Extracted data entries
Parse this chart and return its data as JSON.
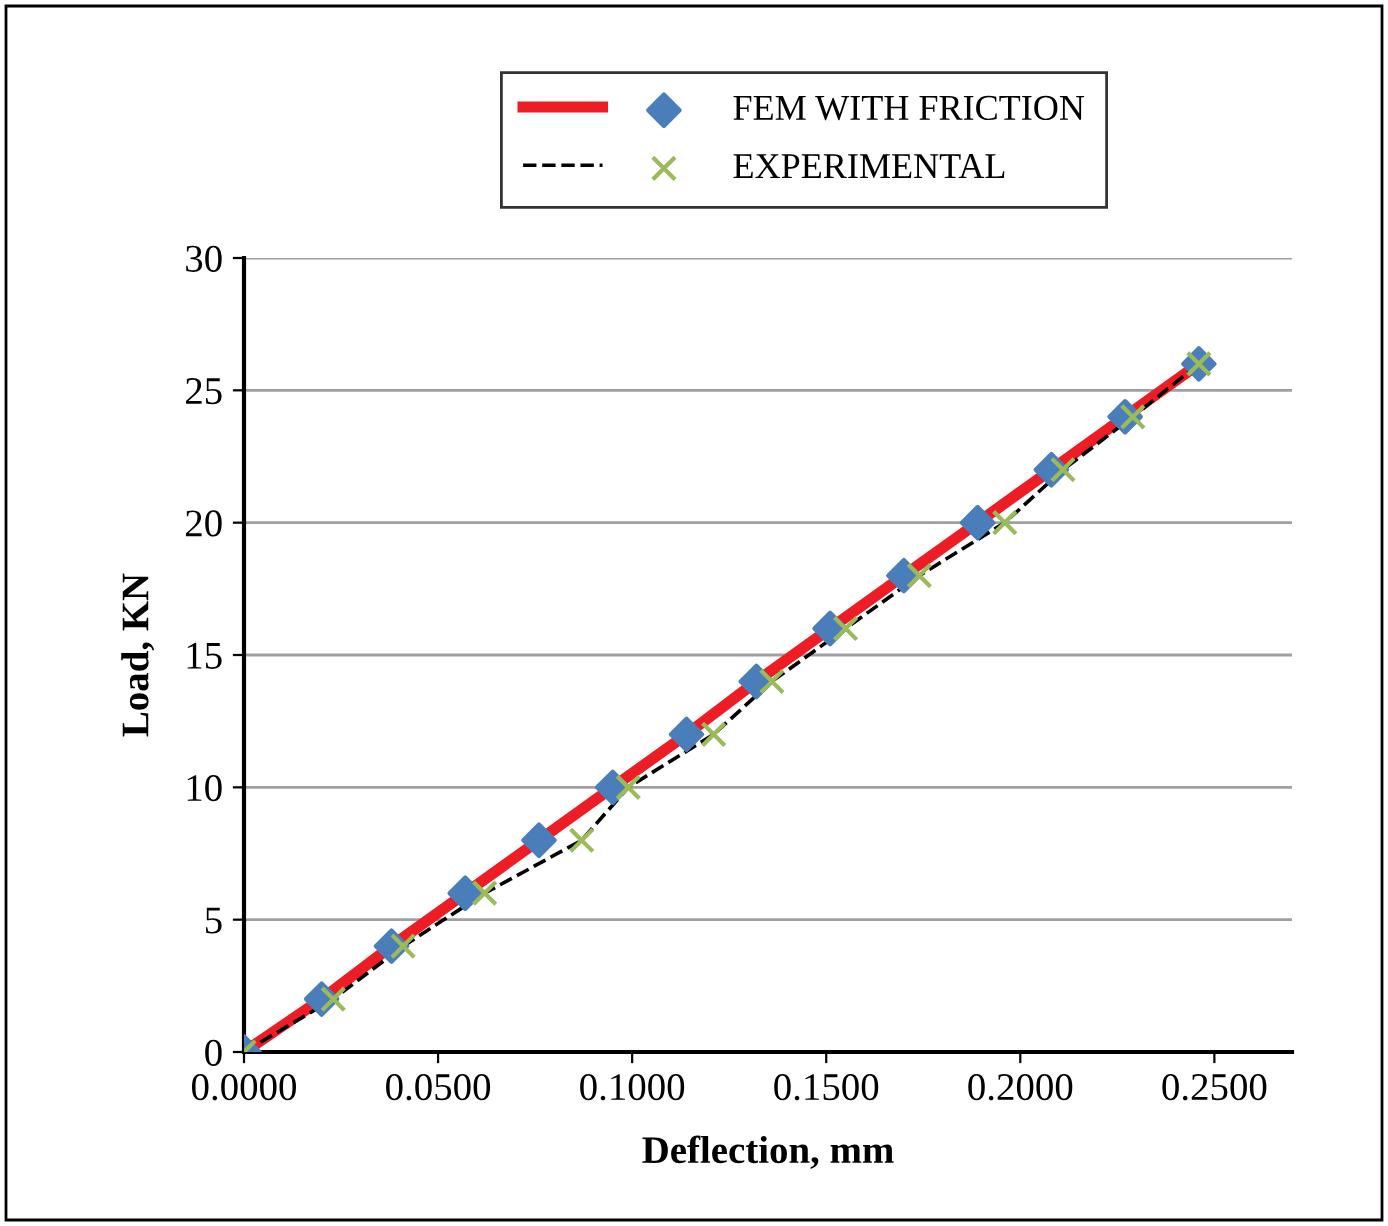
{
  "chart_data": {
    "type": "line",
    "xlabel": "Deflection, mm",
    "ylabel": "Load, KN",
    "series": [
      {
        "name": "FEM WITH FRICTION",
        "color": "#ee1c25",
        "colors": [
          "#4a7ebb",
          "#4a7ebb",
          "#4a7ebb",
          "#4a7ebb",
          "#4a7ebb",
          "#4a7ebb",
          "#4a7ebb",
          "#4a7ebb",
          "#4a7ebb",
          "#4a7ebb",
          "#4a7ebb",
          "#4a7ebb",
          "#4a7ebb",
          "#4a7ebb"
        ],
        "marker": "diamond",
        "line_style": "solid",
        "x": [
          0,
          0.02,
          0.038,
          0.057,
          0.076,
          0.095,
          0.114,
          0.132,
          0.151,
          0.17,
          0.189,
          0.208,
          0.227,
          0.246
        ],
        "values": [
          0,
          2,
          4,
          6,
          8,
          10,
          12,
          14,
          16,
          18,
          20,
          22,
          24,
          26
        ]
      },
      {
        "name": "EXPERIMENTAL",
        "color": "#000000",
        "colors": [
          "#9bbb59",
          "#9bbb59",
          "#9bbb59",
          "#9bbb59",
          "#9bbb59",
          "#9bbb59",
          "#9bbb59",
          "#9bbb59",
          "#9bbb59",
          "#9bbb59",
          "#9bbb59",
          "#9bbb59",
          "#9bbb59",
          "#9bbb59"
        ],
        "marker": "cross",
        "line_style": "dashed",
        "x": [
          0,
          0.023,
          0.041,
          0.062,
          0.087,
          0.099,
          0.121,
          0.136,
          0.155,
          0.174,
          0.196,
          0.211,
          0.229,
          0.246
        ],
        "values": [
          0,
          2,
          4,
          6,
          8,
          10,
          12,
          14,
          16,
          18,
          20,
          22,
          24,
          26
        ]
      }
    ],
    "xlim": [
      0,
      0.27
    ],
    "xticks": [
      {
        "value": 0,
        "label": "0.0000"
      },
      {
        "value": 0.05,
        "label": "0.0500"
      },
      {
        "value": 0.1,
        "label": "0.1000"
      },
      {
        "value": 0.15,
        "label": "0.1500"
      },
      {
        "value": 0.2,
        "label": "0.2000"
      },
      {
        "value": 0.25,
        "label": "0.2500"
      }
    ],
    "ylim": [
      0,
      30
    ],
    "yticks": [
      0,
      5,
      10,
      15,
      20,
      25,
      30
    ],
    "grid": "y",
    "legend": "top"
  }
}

### Task description
Reproduce every record above exactly, omitting the pictures.

### Correct output
Parse this chart and return its data as JSON.
{
  "chart_data": {
    "type": "line",
    "xlabel": "Deflection, mm",
    "ylabel": "Load, KN",
    "series": [
      {
        "name": "FEM WITH FRICTION",
        "color": "#ee1c25",
        "colors": [
          "#4a7ebb",
          "#4a7ebb",
          "#4a7ebb",
          "#4a7ebb",
          "#4a7ebb",
          "#4a7ebb",
          "#4a7ebb",
          "#4a7ebb",
          "#4a7ebb",
          "#4a7ebb",
          "#4a7ebb",
          "#4a7ebb",
          "#4a7ebb",
          "#4a7ebb"
        ],
        "marker": "diamond",
        "line_style": "solid",
        "x": [
          0,
          0.02,
          0.038,
          0.057,
          0.076,
          0.095,
          0.114,
          0.132,
          0.151,
          0.17,
          0.189,
          0.208,
          0.227,
          0.246
        ],
        "values": [
          0,
          2,
          4,
          6,
          8,
          10,
          12,
          14,
          16,
          18,
          20,
          22,
          24,
          26
        ]
      },
      {
        "name": "EXPERIMENTAL",
        "color": "#000000",
        "colors": [
          "#9bbb59",
          "#9bbb59",
          "#9bbb59",
          "#9bbb59",
          "#9bbb59",
          "#9bbb59",
          "#9bbb59",
          "#9bbb59",
          "#9bbb59",
          "#9bbb59",
          "#9bbb59",
          "#9bbb59",
          "#9bbb59",
          "#9bbb59"
        ],
        "marker": "cross",
        "line_style": "dashed",
        "x": [
          0,
          0.023,
          0.041,
          0.062,
          0.087,
          0.099,
          0.121,
          0.136,
          0.155,
          0.174,
          0.196,
          0.211,
          0.229,
          0.246
        ],
        "values": [
          0,
          2,
          4,
          6,
          8,
          10,
          12,
          14,
          16,
          18,
          20,
          22,
          24,
          26
        ]
      }
    ],
    "xlim": [
      0,
      0.27
    ],
    "xticks": [
      {
        "value": 0,
        "label": "0.0000"
      },
      {
        "value": 0.05,
        "label": "0.0500"
      },
      {
        "value": 0.1,
        "label": "0.1000"
      },
      {
        "value": 0.15,
        "label": "0.1500"
      },
      {
        "value": 0.2,
        "label": "0.2000"
      },
      {
        "value": 0.25,
        "label": "0.2500"
      }
    ],
    "ylim": [
      0,
      30
    ],
    "yticks": [
      0,
      5,
      10,
      15,
      20,
      25,
      30
    ],
    "grid": "y",
    "legend": "top"
  }
}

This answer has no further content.